▸ SHORT EXERCISE
Quote the whole listing verbatim.

═════ AVAILABLE DATA

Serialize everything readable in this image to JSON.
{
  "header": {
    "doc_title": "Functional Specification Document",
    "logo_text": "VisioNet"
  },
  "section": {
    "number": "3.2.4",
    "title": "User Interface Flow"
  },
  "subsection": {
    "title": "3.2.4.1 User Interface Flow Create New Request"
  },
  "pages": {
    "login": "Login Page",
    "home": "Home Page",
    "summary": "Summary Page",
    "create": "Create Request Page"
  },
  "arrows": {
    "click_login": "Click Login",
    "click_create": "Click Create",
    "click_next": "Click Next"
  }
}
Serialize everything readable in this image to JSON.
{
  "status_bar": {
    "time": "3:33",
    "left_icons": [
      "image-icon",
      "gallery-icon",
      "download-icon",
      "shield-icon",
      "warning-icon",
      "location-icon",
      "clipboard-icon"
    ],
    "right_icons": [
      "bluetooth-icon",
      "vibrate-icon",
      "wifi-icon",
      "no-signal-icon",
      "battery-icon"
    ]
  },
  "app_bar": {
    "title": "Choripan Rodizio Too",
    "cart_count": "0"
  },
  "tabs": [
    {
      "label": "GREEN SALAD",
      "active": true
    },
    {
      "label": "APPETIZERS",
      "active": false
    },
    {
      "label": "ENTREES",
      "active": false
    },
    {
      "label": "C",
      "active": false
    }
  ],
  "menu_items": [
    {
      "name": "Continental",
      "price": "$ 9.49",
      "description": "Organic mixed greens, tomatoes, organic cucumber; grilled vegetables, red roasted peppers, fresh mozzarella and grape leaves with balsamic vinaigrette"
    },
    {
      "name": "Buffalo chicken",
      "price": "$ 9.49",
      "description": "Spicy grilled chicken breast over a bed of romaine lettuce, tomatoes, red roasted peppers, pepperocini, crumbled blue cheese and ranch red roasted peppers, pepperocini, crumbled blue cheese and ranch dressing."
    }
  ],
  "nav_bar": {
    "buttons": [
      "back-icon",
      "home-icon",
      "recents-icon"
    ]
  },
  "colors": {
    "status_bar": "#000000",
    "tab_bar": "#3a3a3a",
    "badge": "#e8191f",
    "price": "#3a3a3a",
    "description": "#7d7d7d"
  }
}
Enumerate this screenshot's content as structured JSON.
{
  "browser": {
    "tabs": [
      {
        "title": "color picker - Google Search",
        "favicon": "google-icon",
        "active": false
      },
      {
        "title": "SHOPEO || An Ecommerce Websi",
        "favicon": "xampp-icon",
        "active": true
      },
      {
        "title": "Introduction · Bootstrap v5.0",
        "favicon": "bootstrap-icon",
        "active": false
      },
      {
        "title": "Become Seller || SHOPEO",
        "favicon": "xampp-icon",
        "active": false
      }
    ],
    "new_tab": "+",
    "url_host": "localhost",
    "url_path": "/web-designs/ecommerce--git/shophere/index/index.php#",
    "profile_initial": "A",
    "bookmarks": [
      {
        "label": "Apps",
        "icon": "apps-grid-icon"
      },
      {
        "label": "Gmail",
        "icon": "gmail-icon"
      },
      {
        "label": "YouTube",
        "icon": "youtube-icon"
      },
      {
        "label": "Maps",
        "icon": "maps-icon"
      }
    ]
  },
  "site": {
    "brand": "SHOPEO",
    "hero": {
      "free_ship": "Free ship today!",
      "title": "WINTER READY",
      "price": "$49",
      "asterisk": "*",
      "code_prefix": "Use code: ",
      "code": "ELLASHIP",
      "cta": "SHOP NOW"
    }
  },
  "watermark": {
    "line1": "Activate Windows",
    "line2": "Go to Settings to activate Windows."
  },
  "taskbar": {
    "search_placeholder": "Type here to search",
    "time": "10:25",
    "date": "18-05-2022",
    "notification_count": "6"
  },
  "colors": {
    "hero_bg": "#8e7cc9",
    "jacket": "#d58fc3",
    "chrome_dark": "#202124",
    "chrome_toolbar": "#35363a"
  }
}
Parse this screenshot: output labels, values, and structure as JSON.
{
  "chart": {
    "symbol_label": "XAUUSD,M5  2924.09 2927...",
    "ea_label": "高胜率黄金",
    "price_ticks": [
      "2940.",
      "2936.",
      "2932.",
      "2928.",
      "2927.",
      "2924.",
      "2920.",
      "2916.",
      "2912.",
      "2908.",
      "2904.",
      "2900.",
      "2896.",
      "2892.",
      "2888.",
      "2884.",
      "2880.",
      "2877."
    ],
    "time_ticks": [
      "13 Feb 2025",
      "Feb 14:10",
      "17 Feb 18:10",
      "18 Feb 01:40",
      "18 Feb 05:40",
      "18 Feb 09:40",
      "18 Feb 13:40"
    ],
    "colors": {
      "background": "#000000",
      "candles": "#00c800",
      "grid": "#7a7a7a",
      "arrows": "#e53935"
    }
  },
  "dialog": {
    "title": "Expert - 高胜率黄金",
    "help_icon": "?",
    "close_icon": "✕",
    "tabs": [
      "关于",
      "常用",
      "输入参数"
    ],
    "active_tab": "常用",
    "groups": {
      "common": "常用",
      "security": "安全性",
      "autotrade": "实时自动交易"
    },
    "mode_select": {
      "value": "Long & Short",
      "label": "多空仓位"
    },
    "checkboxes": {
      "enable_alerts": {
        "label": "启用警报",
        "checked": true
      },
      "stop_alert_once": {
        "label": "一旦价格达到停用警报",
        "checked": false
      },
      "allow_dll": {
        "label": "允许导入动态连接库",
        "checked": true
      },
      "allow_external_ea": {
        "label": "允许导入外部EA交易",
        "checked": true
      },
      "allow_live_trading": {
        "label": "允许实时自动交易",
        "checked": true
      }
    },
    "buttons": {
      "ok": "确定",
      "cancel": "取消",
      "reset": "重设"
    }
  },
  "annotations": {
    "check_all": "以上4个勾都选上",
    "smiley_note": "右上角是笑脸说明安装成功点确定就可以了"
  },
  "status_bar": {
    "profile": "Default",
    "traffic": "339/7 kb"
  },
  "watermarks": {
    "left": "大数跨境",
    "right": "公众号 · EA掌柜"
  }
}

══════════

▸ SOLUTION TO THE EXERCISE
Serialize everything readable in this image to JSON.
{
  "header": {
    "doc_title": "Functional Specification Document",
    "logo_text": "VisioNet"
  },
  "section": {
    "number": "3.2.4",
    "title": "User Interface Flow"
  },
  "subsection": {
    "title": "3.2.4.1 User Interface Flow Create New Request"
  },
  "pages": {
    "login": "Login Page",
    "home": "Home Page",
    "summary": "Summary Page",
    "create": "Create Request Page"
  },
  "arrows": {
    "click_login": "Click Login",
    "click_create": "Click Create",
    "click_next": "Click Next"
  }
}
Serialize everything readable in this image to JSON.
{
  "status_bar": {
    "time": "3:33",
    "left_icons": [
      "image-icon",
      "gallery-icon",
      "download-icon",
      "shield-icon",
      "warning-icon",
      "location-icon",
      "clipboard-icon"
    ],
    "right_icons": [
      "bluetooth-icon",
      "vibrate-icon",
      "wifi-icon",
      "no-signal-icon",
      "battery-icon"
    ]
  },
  "app_bar": {
    "title": "Choripan Rodizio Too",
    "cart_count": "0"
  },
  "tabs": [
    {
      "label": "GREEN SALAD",
      "active": true
    },
    {
      "label": "APPETIZERS",
      "active": false
    },
    {
      "label": "ENTREES",
      "active": false
    },
    {
      "label": "C",
      "active": false
    }
  ],
  "menu_items": [
    {
      "name": "Continental",
      "price": "$ 9.49",
      "description": "Organic mixed greens, tomatoes, organic cucumber; grilled vegetables, red roasted peppers, fresh mozzarella and grape leaves with balsamic vinaigrette"
    },
    {
      "name": "Buffalo chicken",
      "price": "$ 9.49",
      "description": "Spicy grilled chicken breast over a bed of romaine lettuce, tomatoes, red roasted peppers, pepperocini, crumbled blue cheese and ranch red roasted peppers, pepperocini, crumbled blue cheese and ranch dressing."
    }
  ],
  "nav_bar": {
    "buttons": [
      "back-icon",
      "home-icon",
      "recents-icon"
    ]
  },
  "colors": {
    "status_bar": "#000000",
    "tab_bar": "#3a3a3a",
    "badge": "#e8191f",
    "price": "#3a3a3a",
    "description": "#7d7d7d"
  }
}
Enumerate this screenshot's content as structured JSON.
{
  "browser": {
    "tabs": [
      {
        "title": "color picker - Google Search",
        "favicon": "google-icon",
        "active": false
      },
      {
        "title": "SHOPEO || An Ecommerce Websi",
        "favicon": "xampp-icon",
        "active": true
      },
      {
        "title": "Introduction · Bootstrap v5.0",
        "favicon": "bootstrap-icon",
        "active": false
      },
      {
        "title": "Become Seller || SHOPEO",
        "favicon": "xampp-icon",
        "active": false
      }
    ],
    "new_tab": "+",
    "url_host": "localhost",
    "url_path": "/web-designs/ecommerce--git/shophere/index/index.php#",
    "profile_initial": "A",
    "bookmarks": [
      {
        "label": "Apps",
        "icon": "apps-grid-icon"
      },
      {
        "label": "Gmail",
        "icon": "gmail-icon"
      },
      {
        "label": "YouTube",
        "icon": "youtube-icon"
      },
      {
        "label": "Maps",
        "icon": "maps-icon"
      }
    ]
  },
  "site": {
    "brand": "SHOPEO",
    "hero": {
      "free_ship": "Free ship today!",
      "title": "WINTER READY",
      "price": "$49",
      "asterisk": "*",
      "code_prefix": "Use code: ",
      "code": "ELLASHIP",
      "cta": "SHOP NOW"
    }
  },
  "watermark": {
    "line1": "Activate Windows",
    "line2": "Go to Settings to activate Windows."
  },
  "taskbar": {
    "search_placeholder": "Type here to search",
    "time": "10:25",
    "date": "18-05-2022",
    "notification_count": "6"
  },
  "colors": {
    "hero_bg": "#8e7cc9",
    "jacket": "#d58fc3",
    "chrome_dark": "#202124",
    "chrome_toolbar": "#35363a"
  }
}
Parse this screenshot: output labels, values, and structure as JSON.
{
  "chart": {
    "symbol_label": "XAUUSD,M5  2924.09 2927...",
    "ea_label": "高胜率黄金",
    "price_ticks": [
      "2940.",
      "2936.",
      "2932.",
      "2928.",
      "2927.",
      "2924.",
      "2920.",
      "2916.",
      "2912.",
      "2908.",
      "2904.",
      "2900.",
      "2896.",
      "2892.",
      "2888.",
      "2884.",
      "2880.",
      "2877."
    ],
    "time_ticks": [
      "13 Feb 2025",
      "Feb 14:10",
      "17 Feb 18:10",
      "18 Feb 01:40",
      "18 Feb 05:40",
      "18 Feb 09:40",
      "18 Feb 13:40"
    ],
    "colors": {
      "background": "#000000",
      "candles": "#00c800",
      "grid": "#7a7a7a",
      "arrows": "#e53935"
    }
  },
  "dialog": {
    "title": "Expert - 高胜率黄金",
    "help_icon": "?",
    "close_icon": "✕",
    "tabs": [
      "关于",
      "常用",
      "输入参数"
    ],
    "active_tab": "常用",
    "groups": {
      "common": "常用",
      "security": "安全性",
      "autotrade": "实时自动交易"
    },
    "mode_select": {
      "value": "Long & Short",
      "label": "多空仓位"
    },
    "checkboxes": {
      "enable_alerts": {
        "label": "启用警报",
        "checked": true
      },
      "stop_alert_once": {
        "label": "一旦价格达到停用警报",
        "checked": false
      },
      "allow_dll": {
        "label": "允许导入动态连接库",
        "checked": true
      },
      "allow_external_ea": {
        "label": "允许导入外部EA交易",
        "checked": true
      },
      "allow_live_trading": {
        "label": "允许实时自动交易",
        "checked": true
      }
    },
    "buttons": {
      "ok": "确定",
      "cancel": "取消",
      "reset": "重设"
    }
  },
  "annotations": {
    "check_all": "以上4个勾都选上",
    "smiley_note": "右上角是笑脸说明安装成功点确定就可以了"
  },
  "status_bar": {
    "profile": "Default",
    "traffic": "339/7 kb"
  },
  "watermarks": {
    "left": "大数跨境",
    "right": "公众号 · EA掌柜"
  }
}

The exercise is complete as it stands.